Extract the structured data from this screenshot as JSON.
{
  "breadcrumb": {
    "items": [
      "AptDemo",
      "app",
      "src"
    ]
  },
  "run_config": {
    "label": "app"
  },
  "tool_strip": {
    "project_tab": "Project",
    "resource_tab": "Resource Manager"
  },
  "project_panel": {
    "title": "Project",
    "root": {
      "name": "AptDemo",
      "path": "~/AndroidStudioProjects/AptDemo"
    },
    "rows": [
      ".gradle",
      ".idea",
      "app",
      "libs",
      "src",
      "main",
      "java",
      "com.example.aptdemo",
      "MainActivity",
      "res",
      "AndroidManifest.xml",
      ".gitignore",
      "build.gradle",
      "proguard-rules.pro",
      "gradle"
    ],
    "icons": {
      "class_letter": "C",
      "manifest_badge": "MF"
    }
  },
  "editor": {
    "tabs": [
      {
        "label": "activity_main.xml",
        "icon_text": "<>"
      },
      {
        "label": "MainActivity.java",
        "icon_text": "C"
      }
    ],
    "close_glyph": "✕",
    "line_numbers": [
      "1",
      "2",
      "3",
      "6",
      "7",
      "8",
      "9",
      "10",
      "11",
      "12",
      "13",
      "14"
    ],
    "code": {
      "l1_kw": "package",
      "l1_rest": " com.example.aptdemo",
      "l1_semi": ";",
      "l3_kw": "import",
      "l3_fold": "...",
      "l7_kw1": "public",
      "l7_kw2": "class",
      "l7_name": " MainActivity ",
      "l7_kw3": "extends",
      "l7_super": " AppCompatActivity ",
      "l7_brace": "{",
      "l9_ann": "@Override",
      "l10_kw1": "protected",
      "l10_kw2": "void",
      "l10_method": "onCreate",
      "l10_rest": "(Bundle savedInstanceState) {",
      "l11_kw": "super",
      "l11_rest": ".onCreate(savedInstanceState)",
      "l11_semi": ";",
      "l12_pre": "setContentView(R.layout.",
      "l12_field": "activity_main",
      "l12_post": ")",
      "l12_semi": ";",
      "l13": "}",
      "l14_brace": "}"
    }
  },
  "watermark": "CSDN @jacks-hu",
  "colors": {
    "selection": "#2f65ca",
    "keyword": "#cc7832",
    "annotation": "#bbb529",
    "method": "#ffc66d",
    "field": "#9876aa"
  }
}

========================================

(WHAT THE EXERCISE ASKS) Type out all of the material again, word for word.

(PROBLEM SOLUTION)
Extract the structured data from this screenshot as JSON.
{
  "breadcrumb": {
    "items": [
      "AptDemo",
      "app",
      "src"
    ]
  },
  "run_config": {
    "label": "app"
  },
  "tool_strip": {
    "project_tab": "Project",
    "resource_tab": "Resource Manager"
  },
  "project_panel": {
    "title": "Project",
    "root": {
      "name": "AptDemo",
      "path": "~/AndroidStudioProjects/AptDemo"
    },
    "rows": [
      ".gradle",
      ".idea",
      "app",
      "libs",
      "src",
      "main",
      "java",
      "com.example.aptdemo",
      "MainActivity",
      "res",
      "AndroidManifest.xml",
      ".gitignore",
      "build.gradle",
      "proguard-rules.pro",
      "gradle"
    ],
    "icons": {
      "class_letter": "C",
      "manifest_badge": "MF"
    }
  },
  "editor": {
    "tabs": [
      {
        "label": "activity_main.xml",
        "icon_text": "<>"
      },
      {
        "label": "MainActivity.java",
        "icon_text": "C"
      }
    ],
    "close_glyph": "✕",
    "line_numbers": [
      "1",
      "2",
      "3",
      "6",
      "7",
      "8",
      "9",
      "10",
      "11",
      "12",
      "13",
      "14"
    ],
    "code": {
      "l1_kw": "package",
      "l1_rest": " com.example.aptdemo",
      "l1_semi": ";",
      "l3_kw": "import",
      "l3_fold": "...",
      "l7_kw1": "public",
      "l7_kw2": "class",
      "l7_name": " MainActivity ",
      "l7_kw3": "extends",
      "l7_super": " AppCompatActivity ",
      "l7_brace": "{",
      "l9_ann": "@Override",
      "l10_kw1": "protected",
      "l10_kw2": "void",
      "l10_method": "onCreate",
      "l10_rest": "(Bundle savedInstanceState) {",
      "l11_kw": "super",
      "l11_rest": ".onCreate(savedInstanceState)",
      "l11_semi": ";",
      "l12_pre": "setContentView(R.layout.",
      "l12_field": "activity_main",
      "l12_post": ")",
      "l12_semi": ";",
      "l13": "}",
      "l14_brace": "}"
    }
  },
  "watermark": "CSDN @jacks-hu",
  "colors": {
    "selection": "#2f65ca",
    "keyword": "#cc7832",
    "annotation": "#bbb529",
    "method": "#ffc66d",
    "field": "#9876aa"
  }
}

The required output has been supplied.